— Challenge —
Pictures don't belong in the copy; print all the records exactly.

— Raw data —
[Start]

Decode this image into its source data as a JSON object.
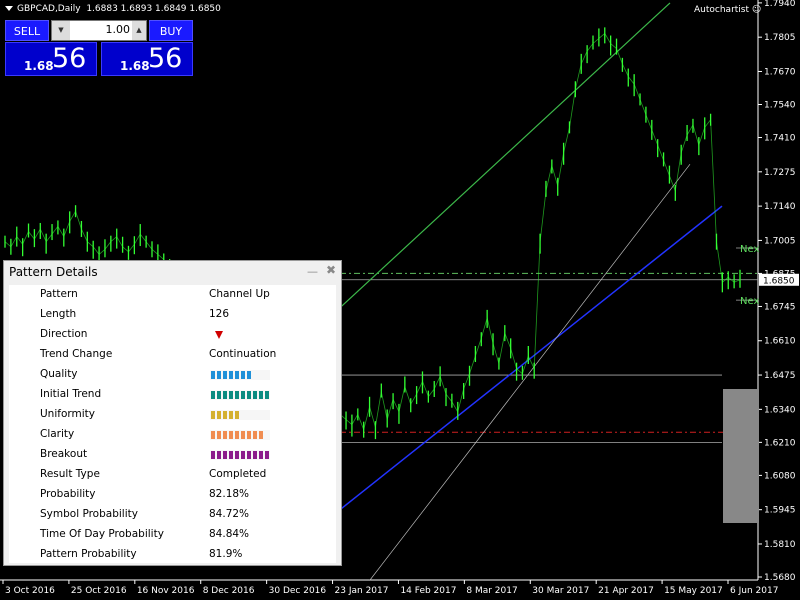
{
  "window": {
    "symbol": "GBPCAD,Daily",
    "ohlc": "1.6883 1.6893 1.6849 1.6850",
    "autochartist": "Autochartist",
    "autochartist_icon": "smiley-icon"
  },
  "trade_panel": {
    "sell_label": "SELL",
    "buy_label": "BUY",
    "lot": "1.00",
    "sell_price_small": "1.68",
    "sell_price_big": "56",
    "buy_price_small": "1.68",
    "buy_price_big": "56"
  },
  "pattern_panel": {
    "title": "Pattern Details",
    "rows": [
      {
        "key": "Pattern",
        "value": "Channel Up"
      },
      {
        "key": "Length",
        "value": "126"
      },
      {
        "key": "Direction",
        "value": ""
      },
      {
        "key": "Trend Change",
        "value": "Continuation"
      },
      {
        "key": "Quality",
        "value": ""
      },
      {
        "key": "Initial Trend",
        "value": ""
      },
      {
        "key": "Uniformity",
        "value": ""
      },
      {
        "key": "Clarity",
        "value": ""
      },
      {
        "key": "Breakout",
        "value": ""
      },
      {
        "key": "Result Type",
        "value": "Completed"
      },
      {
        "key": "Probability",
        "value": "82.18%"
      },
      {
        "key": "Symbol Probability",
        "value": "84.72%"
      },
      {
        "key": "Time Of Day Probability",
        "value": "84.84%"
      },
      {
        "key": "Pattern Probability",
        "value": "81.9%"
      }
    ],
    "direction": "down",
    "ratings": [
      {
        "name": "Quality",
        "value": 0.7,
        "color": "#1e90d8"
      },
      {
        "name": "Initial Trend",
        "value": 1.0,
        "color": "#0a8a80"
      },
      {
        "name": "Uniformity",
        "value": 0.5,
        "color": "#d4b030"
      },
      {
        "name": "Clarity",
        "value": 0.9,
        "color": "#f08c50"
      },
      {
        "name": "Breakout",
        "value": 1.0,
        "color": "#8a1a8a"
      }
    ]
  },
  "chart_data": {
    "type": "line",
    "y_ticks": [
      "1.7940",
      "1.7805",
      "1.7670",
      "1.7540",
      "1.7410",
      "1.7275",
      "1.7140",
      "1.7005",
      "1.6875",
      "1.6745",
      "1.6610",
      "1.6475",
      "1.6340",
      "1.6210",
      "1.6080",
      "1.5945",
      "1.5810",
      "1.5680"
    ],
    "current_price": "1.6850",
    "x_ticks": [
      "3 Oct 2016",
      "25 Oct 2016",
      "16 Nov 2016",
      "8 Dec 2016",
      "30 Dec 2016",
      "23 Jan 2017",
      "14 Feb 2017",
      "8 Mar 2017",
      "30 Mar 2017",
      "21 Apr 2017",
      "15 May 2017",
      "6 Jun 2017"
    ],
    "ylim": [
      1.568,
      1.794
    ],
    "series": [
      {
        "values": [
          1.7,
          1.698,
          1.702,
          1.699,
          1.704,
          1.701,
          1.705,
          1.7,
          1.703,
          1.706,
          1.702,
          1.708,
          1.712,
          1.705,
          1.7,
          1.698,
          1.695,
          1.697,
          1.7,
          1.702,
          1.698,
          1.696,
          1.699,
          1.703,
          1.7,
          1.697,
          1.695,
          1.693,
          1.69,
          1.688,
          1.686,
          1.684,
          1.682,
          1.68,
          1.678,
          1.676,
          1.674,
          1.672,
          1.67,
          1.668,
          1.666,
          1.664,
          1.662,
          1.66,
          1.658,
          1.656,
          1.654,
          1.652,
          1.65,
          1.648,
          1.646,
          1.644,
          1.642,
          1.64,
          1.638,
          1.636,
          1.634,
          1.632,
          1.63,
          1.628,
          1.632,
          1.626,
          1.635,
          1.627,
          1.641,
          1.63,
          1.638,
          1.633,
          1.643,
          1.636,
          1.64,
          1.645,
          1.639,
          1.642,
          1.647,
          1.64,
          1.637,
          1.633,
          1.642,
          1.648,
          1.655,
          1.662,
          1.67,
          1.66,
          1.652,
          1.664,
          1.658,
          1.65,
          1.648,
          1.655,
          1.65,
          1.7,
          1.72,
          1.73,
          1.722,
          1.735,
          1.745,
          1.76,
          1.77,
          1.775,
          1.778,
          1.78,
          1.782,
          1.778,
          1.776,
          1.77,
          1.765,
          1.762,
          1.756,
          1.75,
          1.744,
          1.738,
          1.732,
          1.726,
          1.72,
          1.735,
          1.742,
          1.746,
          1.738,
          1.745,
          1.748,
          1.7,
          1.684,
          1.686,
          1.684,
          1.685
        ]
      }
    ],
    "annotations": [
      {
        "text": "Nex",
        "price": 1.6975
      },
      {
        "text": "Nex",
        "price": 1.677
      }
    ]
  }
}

[End]

— Full output —
Decode this image into its source data as a JSON object.
{
  "window": {
    "symbol": "GBPCAD,Daily",
    "ohlc": "1.6883 1.6893 1.6849 1.6850",
    "autochartist": "Autochartist",
    "autochartist_icon": "smiley-icon"
  },
  "trade_panel": {
    "sell_label": "SELL",
    "buy_label": "BUY",
    "lot": "1.00",
    "sell_price_small": "1.68",
    "sell_price_big": "56",
    "buy_price_small": "1.68",
    "buy_price_big": "56"
  },
  "pattern_panel": {
    "title": "Pattern Details",
    "rows": [
      {
        "key": "Pattern",
        "value": "Channel Up"
      },
      {
        "key": "Length",
        "value": "126"
      },
      {
        "key": "Direction",
        "value": ""
      },
      {
        "key": "Trend Change",
        "value": "Continuation"
      },
      {
        "key": "Quality",
        "value": ""
      },
      {
        "key": "Initial Trend",
        "value": ""
      },
      {
        "key": "Uniformity",
        "value": ""
      },
      {
        "key": "Clarity",
        "value": ""
      },
      {
        "key": "Breakout",
        "value": ""
      },
      {
        "key": "Result Type",
        "value": "Completed"
      },
      {
        "key": "Probability",
        "value": "82.18%"
      },
      {
        "key": "Symbol Probability",
        "value": "84.72%"
      },
      {
        "key": "Time Of Day Probability",
        "value": "84.84%"
      },
      {
        "key": "Pattern Probability",
        "value": "81.9%"
      }
    ],
    "direction": "down",
    "ratings": [
      {
        "name": "Quality",
        "value": 0.7,
        "color": "#1e90d8"
      },
      {
        "name": "Initial Trend",
        "value": 1.0,
        "color": "#0a8a80"
      },
      {
        "name": "Uniformity",
        "value": 0.5,
        "color": "#d4b030"
      },
      {
        "name": "Clarity",
        "value": 0.9,
        "color": "#f08c50"
      },
      {
        "name": "Breakout",
        "value": 1.0,
        "color": "#8a1a8a"
      }
    ]
  },
  "chart_data": {
    "type": "line",
    "y_ticks": [
      "1.7940",
      "1.7805",
      "1.7670",
      "1.7540",
      "1.7410",
      "1.7275",
      "1.7140",
      "1.7005",
      "1.6875",
      "1.6745",
      "1.6610",
      "1.6475",
      "1.6340",
      "1.6210",
      "1.6080",
      "1.5945",
      "1.5810",
      "1.5680"
    ],
    "current_price": "1.6850",
    "x_ticks": [
      "3 Oct 2016",
      "25 Oct 2016",
      "16 Nov 2016",
      "8 Dec 2016",
      "30 Dec 2016",
      "23 Jan 2017",
      "14 Feb 2017",
      "8 Mar 2017",
      "30 Mar 2017",
      "21 Apr 2017",
      "15 May 2017",
      "6 Jun 2017"
    ],
    "ylim": [
      1.568,
      1.794
    ],
    "series": [
      {
        "values": [
          1.7,
          1.698,
          1.702,
          1.699,
          1.704,
          1.701,
          1.705,
          1.7,
          1.703,
          1.706,
          1.702,
          1.708,
          1.712,
          1.705,
          1.7,
          1.698,
          1.695,
          1.697,
          1.7,
          1.702,
          1.698,
          1.696,
          1.699,
          1.703,
          1.7,
          1.697,
          1.695,
          1.693,
          1.69,
          1.688,
          1.686,
          1.684,
          1.682,
          1.68,
          1.678,
          1.676,
          1.674,
          1.672,
          1.67,
          1.668,
          1.666,
          1.664,
          1.662,
          1.66,
          1.658,
          1.656,
          1.654,
          1.652,
          1.65,
          1.648,
          1.646,
          1.644,
          1.642,
          1.64,
          1.638,
          1.636,
          1.634,
          1.632,
          1.63,
          1.628,
          1.632,
          1.626,
          1.635,
          1.627,
          1.641,
          1.63,
          1.638,
          1.633,
          1.643,
          1.636,
          1.64,
          1.645,
          1.639,
          1.642,
          1.647,
          1.64,
          1.637,
          1.633,
          1.642,
          1.648,
          1.655,
          1.662,
          1.67,
          1.66,
          1.652,
          1.664,
          1.658,
          1.65,
          1.648,
          1.655,
          1.65,
          1.7,
          1.72,
          1.73,
          1.722,
          1.735,
          1.745,
          1.76,
          1.77,
          1.775,
          1.778,
          1.78,
          1.782,
          1.778,
          1.776,
          1.77,
          1.765,
          1.762,
          1.756,
          1.75,
          1.744,
          1.738,
          1.732,
          1.726,
          1.72,
          1.735,
          1.742,
          1.746,
          1.738,
          1.745,
          1.748,
          1.7,
          1.684,
          1.686,
          1.684,
          1.685
        ]
      }
    ],
    "annotations": [
      {
        "text": "Nex",
        "price": 1.6975
      },
      {
        "text": "Nex",
        "price": 1.677
      }
    ]
  }
}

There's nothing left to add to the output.